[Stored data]
—————
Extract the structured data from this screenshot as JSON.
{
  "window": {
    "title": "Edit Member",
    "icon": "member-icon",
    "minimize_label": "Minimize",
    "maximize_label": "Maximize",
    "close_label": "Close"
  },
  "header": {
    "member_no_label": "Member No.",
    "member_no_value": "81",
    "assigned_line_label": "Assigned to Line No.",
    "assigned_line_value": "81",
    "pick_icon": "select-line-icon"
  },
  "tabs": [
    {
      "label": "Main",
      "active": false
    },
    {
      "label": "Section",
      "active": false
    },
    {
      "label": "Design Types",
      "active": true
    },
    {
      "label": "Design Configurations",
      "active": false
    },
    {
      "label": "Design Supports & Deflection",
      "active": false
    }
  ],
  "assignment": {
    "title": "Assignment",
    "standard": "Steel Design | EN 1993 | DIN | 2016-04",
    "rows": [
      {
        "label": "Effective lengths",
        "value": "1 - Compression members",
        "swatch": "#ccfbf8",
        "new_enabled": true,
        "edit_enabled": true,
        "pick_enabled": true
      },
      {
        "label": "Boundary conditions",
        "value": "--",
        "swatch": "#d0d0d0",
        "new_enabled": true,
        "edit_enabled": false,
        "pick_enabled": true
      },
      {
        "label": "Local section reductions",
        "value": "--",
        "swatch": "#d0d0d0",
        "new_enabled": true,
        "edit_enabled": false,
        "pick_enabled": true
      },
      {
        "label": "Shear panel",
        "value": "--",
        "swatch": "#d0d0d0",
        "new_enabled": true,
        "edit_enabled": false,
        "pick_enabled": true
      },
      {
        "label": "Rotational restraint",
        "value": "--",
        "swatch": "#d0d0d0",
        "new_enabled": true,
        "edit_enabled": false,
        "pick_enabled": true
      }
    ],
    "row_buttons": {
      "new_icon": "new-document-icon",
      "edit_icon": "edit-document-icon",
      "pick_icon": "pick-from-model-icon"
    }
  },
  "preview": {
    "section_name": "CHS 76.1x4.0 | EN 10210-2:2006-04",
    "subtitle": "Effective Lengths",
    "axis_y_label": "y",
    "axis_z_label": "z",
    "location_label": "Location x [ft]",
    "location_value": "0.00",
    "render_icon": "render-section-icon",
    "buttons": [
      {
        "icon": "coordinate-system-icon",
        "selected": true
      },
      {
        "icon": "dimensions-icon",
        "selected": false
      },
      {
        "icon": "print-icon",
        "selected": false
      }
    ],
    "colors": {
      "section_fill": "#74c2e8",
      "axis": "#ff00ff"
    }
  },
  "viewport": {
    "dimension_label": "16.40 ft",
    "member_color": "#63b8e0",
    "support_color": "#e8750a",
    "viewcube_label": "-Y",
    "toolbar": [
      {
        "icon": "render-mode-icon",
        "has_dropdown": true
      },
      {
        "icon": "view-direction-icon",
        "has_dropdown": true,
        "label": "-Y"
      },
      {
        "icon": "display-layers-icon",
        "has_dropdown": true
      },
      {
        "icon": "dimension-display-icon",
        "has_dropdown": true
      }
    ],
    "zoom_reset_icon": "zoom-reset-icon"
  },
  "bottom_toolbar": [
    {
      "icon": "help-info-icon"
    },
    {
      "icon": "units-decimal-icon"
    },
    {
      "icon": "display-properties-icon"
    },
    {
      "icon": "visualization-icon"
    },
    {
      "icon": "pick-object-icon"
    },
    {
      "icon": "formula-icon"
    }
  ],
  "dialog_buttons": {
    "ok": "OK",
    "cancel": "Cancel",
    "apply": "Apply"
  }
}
—————
§ **EXERCISE DIRECTIONS**
Go through the listing above and pull out each line containing the word "display".

§ **OUTPUT**
        "icon": "display-layers-icon",
        "icon": "dimension-display-icon",
      "icon": "display-properties-icon"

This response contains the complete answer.